• **Exercise requirements**
Reproduce every record below exactly as it appears.

[A block of data]
****************

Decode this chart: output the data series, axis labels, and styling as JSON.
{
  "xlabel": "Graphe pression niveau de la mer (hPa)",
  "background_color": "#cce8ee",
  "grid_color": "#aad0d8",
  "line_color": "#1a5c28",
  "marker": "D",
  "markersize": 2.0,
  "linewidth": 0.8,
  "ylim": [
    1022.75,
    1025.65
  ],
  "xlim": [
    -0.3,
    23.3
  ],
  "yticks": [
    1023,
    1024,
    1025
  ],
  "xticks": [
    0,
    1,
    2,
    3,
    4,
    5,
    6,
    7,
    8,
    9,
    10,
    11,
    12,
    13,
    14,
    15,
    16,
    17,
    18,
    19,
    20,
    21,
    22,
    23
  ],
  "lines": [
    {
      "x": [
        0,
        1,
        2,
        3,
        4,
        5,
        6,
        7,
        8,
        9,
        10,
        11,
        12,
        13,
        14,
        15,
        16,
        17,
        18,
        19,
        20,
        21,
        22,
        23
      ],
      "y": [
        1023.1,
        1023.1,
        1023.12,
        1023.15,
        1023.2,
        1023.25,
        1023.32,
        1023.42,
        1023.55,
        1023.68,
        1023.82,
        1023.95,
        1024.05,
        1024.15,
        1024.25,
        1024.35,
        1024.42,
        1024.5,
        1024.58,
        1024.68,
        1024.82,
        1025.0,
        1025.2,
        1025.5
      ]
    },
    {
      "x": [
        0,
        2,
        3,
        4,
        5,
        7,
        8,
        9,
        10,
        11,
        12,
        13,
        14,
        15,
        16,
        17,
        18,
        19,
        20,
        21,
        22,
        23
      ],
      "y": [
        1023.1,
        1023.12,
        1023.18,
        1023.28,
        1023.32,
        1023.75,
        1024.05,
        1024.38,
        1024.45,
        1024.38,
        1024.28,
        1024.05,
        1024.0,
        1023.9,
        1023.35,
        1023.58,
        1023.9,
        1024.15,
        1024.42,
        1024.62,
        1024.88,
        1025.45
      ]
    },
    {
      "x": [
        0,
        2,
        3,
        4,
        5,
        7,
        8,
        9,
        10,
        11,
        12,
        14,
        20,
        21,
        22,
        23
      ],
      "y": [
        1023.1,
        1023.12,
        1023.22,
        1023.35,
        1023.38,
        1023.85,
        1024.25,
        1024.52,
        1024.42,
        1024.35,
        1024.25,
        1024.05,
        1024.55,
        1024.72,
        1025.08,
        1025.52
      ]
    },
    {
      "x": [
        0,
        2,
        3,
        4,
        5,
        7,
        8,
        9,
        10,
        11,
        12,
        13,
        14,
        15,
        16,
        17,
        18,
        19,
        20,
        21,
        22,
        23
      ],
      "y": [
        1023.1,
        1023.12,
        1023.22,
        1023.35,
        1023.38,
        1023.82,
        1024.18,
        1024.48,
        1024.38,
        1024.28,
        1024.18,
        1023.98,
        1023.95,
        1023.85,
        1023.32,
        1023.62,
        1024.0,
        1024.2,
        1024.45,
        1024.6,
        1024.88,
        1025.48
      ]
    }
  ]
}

****************

• **The reply**
Decode this chart: output the data series, axis labels, and styling as JSON.
{
  "xlabel": "Graphe pression niveau de la mer (hPa)",
  "background_color": "#cce8ee",
  "grid_color": "#aad0d8",
  "line_color": "#1a5c28",
  "marker": "D",
  "markersize": 2.0,
  "linewidth": 0.8,
  "ylim": [
    1022.75,
    1025.65
  ],
  "xlim": [
    -0.3,
    23.3
  ],
  "yticks": [
    1023,
    1024,
    1025
  ],
  "xticks": [
    0,
    1,
    2,
    3,
    4,
    5,
    6,
    7,
    8,
    9,
    10,
    11,
    12,
    13,
    14,
    15,
    16,
    17,
    18,
    19,
    20,
    21,
    22,
    23
  ],
  "lines": [
    {
      "x": [
        0,
        1,
        2,
        3,
        4,
        5,
        6,
        7,
        8,
        9,
        10,
        11,
        12,
        13,
        14,
        15,
        16,
        17,
        18,
        19,
        20,
        21,
        22,
        23
      ],
      "y": [
        1023.1,
        1023.1,
        1023.12,
        1023.15,
        1023.2,
        1023.25,
        1023.32,
        1023.42,
        1023.55,
        1023.68,
        1023.82,
        1023.95,
        1024.05,
        1024.15,
        1024.25,
        1024.35,
        1024.42,
        1024.5,
        1024.58,
        1024.68,
        1024.82,
        1025.0,
        1025.2,
        1025.5
      ]
    },
    {
      "x": [
        0,
        2,
        3,
        4,
        5,
        7,
        8,
        9,
        10,
        11,
        12,
        13,
        14,
        15,
        16,
        17,
        18,
        19,
        20,
        21,
        22,
        23
      ],
      "y": [
        1023.1,
        1023.12,
        1023.18,
        1023.28,
        1023.32,
        1023.75,
        1024.05,
        1024.38,
        1024.45,
        1024.38,
        1024.28,
        1024.05,
        1024.0,
        1023.9,
        1023.35,
        1023.58,
        1023.9,
        1024.15,
        1024.42,
        1024.62,
        1024.88,
        1025.45
      ]
    },
    {
      "x": [
        0,
        2,
        3,
        4,
        5,
        7,
        8,
        9,
        10,
        11,
        12,
        14,
        20,
        21,
        22,
        23
      ],
      "y": [
        1023.1,
        1023.12,
        1023.22,
        1023.35,
        1023.38,
        1023.85,
        1024.25,
        1024.52,
        1024.42,
        1024.35,
        1024.25,
        1024.05,
        1024.55,
        1024.72,
        1025.08,
        1025.52
      ]
    },
    {
      "x": [
        0,
        2,
        3,
        4,
        5,
        7,
        8,
        9,
        10,
        11,
        12,
        13,
        14,
        15,
        16,
        17,
        18,
        19,
        20,
        21,
        22,
        23
      ],
      "y": [
        1023.1,
        1023.12,
        1023.22,
        1023.35,
        1023.38,
        1023.82,
        1024.18,
        1024.48,
        1024.38,
        1024.28,
        1024.18,
        1023.98,
        1023.95,
        1023.85,
        1023.32,
        1023.62,
        1024.0,
        1024.2,
        1024.45,
        1024.6,
        1024.88,
        1025.48
      ]
    }
  ]
}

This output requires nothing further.